Problem statement:
Identify the lines that contain the string "this" and copy all of them.

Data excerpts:

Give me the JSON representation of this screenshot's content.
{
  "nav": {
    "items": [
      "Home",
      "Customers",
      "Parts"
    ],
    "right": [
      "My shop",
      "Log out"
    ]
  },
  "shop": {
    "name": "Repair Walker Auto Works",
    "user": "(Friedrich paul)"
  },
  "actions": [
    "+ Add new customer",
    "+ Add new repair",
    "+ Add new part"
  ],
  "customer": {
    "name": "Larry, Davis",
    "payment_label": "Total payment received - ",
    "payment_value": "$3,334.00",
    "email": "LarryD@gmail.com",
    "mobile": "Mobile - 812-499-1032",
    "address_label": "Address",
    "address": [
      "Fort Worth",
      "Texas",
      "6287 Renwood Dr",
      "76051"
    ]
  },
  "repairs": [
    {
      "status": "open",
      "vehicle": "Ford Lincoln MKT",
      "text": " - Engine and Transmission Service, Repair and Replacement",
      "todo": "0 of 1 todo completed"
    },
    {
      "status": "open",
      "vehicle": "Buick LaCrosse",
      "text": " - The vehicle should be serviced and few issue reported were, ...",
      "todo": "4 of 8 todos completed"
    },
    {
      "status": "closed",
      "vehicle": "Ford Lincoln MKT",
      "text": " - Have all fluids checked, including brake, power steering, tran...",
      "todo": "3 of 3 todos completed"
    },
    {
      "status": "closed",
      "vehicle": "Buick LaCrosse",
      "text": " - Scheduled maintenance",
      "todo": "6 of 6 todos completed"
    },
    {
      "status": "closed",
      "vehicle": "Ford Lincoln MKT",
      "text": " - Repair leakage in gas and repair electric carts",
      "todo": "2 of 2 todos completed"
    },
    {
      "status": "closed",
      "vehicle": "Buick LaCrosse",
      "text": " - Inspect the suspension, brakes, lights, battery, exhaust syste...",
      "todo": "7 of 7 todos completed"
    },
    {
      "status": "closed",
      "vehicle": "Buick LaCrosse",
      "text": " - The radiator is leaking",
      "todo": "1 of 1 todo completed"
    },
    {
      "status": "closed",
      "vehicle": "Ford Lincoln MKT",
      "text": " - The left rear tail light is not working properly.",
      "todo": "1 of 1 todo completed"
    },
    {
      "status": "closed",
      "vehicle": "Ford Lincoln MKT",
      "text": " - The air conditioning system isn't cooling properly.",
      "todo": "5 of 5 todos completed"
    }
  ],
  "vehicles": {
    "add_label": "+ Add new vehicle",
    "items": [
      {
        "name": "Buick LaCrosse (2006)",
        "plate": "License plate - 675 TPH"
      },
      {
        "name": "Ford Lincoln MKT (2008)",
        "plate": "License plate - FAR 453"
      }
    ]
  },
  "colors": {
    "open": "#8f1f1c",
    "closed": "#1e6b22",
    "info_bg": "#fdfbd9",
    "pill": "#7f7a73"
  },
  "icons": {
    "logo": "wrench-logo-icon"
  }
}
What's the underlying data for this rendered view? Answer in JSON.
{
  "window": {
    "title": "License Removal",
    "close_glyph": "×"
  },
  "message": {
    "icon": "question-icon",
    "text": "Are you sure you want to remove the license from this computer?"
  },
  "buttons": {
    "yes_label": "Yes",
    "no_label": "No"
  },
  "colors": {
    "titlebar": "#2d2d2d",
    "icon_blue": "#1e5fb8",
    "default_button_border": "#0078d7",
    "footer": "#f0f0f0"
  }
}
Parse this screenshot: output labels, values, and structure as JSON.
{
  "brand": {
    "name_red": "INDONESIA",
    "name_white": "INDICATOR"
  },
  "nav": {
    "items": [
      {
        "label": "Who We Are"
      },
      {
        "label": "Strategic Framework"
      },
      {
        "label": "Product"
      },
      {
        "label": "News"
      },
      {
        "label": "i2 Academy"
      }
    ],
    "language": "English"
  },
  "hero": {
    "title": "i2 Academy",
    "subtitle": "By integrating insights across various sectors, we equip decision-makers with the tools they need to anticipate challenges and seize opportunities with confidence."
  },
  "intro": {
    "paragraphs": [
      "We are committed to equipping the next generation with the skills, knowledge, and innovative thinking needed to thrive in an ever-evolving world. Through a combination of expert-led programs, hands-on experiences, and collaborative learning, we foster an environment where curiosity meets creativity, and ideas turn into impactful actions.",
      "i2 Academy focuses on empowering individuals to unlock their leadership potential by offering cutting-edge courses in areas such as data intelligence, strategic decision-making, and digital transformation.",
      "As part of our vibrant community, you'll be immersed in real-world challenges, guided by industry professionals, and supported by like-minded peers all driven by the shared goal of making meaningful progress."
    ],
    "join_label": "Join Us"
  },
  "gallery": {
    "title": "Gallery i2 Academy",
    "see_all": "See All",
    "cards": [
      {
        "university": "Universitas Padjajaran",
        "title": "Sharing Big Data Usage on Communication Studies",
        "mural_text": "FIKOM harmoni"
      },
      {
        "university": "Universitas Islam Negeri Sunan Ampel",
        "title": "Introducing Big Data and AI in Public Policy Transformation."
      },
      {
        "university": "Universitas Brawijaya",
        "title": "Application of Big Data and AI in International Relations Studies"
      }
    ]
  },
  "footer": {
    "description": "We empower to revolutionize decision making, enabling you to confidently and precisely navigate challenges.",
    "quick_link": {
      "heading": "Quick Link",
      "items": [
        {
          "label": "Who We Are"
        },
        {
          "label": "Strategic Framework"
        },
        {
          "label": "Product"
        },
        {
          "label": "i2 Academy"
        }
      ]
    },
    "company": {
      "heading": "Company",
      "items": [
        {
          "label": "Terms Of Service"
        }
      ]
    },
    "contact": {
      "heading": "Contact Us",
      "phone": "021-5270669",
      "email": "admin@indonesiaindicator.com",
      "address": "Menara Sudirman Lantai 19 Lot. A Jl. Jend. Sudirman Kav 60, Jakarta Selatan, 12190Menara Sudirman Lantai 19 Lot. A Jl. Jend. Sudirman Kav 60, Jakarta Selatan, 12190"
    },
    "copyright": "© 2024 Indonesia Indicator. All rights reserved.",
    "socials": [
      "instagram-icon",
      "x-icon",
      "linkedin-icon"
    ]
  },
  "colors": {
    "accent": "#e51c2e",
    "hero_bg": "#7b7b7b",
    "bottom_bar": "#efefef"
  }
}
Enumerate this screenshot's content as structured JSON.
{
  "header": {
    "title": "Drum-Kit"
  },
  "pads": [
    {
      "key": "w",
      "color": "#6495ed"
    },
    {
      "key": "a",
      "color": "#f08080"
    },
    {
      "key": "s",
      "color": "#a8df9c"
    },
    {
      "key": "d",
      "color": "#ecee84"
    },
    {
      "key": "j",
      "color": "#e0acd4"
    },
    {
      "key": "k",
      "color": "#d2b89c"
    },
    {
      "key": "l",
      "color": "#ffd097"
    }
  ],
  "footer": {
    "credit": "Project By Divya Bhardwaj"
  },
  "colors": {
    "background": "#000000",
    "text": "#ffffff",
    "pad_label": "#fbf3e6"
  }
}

Exercise response:
Give me the JSON representation of this screenshot's content.
What's the underlying data for this rendered view? Answer in JSON.
    "text": "Are you sure you want to remove the license from this computer?"
Parse this screenshot: output labels, values, and structure as JSON.
Enumerate this screenshot's content as structured JSON.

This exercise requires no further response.